RECORDS PROVIDED:
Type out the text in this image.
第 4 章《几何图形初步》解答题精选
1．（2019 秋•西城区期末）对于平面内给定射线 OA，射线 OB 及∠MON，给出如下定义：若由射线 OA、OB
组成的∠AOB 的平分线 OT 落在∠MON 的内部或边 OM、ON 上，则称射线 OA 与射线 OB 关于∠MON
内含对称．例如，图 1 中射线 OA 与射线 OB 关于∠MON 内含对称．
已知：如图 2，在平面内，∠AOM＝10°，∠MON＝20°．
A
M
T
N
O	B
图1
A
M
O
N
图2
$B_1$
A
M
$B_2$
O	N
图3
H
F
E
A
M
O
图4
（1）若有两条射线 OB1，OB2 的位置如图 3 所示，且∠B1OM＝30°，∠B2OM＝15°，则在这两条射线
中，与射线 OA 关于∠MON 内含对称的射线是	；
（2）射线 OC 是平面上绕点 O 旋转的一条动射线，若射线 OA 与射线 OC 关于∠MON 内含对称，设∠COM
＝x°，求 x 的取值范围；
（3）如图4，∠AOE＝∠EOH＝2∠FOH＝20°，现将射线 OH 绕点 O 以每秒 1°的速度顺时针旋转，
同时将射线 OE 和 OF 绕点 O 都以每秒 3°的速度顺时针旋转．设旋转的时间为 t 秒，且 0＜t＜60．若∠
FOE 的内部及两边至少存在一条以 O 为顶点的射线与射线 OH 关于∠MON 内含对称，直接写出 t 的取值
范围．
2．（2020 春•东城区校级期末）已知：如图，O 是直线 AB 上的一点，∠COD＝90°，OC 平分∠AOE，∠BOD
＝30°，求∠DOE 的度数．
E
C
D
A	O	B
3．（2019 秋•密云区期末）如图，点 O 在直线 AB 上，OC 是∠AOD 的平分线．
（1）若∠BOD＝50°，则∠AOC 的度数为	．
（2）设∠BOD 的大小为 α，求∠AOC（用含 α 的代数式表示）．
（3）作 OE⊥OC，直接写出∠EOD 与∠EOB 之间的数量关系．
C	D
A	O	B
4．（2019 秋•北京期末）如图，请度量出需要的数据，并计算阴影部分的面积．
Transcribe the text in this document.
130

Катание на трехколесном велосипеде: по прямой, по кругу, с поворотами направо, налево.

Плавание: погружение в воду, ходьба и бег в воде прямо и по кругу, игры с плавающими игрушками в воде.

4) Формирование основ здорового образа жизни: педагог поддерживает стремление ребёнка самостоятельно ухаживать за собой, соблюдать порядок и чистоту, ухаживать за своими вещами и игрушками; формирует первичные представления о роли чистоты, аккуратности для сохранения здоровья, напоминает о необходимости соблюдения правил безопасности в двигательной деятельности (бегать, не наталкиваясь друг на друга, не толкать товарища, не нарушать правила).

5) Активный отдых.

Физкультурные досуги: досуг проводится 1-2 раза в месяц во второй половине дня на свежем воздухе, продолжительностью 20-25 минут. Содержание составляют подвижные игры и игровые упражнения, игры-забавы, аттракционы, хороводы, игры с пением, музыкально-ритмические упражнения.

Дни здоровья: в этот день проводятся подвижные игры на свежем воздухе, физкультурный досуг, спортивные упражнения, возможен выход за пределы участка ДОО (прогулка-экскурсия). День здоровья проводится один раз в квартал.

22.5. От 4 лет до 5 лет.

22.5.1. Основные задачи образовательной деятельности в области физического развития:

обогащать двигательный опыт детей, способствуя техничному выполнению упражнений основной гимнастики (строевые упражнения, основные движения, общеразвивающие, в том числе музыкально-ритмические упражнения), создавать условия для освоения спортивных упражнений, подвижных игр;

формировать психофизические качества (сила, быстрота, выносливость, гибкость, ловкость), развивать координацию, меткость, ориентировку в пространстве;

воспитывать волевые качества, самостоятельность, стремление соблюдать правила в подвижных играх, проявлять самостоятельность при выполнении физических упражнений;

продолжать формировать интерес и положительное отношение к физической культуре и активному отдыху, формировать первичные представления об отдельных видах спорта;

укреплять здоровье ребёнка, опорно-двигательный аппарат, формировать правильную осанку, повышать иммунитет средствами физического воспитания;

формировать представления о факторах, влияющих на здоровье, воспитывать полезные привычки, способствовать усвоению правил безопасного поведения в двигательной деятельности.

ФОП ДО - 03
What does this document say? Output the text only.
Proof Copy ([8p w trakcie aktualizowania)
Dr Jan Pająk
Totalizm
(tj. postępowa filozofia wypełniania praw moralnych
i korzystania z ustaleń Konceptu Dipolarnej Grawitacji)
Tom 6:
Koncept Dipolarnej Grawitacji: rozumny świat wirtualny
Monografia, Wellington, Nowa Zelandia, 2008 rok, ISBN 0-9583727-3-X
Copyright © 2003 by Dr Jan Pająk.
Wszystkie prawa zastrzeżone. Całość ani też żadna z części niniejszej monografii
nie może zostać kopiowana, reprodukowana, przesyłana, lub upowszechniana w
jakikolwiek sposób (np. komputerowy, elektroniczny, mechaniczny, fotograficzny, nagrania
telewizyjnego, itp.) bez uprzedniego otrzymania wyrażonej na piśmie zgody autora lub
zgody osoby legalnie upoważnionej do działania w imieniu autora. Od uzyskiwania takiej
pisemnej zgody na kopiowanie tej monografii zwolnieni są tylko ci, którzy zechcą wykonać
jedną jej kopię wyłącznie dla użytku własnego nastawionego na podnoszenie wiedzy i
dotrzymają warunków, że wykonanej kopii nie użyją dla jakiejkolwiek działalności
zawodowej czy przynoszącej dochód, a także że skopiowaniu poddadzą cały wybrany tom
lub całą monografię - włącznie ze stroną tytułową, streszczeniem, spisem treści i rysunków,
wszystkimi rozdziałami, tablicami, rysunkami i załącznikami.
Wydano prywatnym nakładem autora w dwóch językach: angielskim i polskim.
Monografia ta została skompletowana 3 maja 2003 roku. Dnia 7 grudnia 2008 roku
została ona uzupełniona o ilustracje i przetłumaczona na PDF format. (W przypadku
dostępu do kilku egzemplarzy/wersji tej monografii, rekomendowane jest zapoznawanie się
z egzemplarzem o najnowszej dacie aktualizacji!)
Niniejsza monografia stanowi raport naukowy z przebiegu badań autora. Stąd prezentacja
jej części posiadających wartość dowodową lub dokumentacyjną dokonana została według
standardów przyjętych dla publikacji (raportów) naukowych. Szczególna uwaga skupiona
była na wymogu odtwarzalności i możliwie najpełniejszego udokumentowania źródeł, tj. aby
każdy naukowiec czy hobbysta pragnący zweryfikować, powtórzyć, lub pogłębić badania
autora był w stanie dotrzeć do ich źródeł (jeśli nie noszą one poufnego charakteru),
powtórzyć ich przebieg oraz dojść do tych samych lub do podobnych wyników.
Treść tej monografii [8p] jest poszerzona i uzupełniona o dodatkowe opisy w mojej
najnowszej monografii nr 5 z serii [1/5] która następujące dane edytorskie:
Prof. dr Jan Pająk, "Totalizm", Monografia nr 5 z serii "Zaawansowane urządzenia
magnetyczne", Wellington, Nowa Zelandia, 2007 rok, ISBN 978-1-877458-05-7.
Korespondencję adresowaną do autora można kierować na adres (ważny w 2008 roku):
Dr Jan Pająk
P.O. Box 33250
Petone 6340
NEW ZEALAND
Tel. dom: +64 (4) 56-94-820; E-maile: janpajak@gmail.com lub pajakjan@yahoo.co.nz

TASK TO CARRY OUT: Scan the material for lines with the word "физического", and copy each line you find.

CORRECT ANSWER:
22.5.1. Основные задачи образовательной деятельности в области физического развития:
укреплять здоровье ребёнка, опорно-двигательный аппарат, формировать правильную осанку, повышать иммунитет средствами физического воспитания;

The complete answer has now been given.